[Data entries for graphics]
* BEGIN *

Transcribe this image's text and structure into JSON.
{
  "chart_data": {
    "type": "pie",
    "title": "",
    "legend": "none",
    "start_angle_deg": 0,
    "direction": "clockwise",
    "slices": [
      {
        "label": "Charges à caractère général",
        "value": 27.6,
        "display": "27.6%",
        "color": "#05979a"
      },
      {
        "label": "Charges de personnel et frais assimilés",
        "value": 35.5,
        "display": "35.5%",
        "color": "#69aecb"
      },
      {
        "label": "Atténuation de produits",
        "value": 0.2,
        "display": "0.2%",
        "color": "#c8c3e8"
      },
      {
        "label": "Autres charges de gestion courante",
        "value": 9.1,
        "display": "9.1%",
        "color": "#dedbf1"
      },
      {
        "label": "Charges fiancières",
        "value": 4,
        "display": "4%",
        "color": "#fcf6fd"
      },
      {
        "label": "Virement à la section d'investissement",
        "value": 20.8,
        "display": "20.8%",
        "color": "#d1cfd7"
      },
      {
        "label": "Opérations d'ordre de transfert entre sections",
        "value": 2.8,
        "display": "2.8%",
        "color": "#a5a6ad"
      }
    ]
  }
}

* END *
* BEGIN *

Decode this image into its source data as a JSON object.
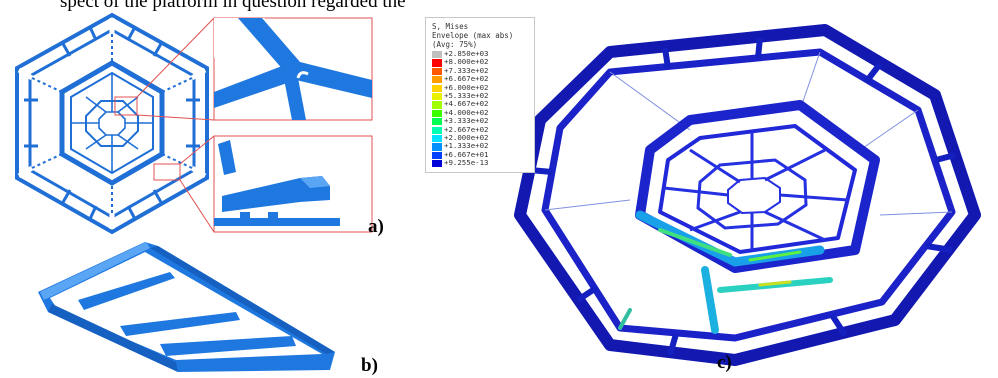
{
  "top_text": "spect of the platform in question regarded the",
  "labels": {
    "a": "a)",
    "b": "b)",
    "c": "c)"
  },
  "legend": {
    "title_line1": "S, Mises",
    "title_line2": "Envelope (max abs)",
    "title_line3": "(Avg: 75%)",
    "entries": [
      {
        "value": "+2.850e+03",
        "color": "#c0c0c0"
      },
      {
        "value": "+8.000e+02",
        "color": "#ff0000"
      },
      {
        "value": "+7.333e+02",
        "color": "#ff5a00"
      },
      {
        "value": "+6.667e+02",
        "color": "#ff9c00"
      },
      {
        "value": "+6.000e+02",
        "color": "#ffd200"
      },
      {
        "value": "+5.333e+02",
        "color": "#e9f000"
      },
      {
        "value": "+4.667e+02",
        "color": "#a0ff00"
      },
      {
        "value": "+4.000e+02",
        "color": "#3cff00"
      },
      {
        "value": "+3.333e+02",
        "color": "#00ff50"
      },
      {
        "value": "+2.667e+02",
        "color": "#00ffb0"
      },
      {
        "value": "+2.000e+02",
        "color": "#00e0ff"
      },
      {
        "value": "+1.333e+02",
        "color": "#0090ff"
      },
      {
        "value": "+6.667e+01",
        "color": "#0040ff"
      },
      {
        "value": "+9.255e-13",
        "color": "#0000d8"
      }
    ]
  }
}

* END *

**WHAT NEEDS TO BE DONE:** What is the number of lines in the records that contain "image"? Give that number only.

**EXPECTED OUTPUT:** 2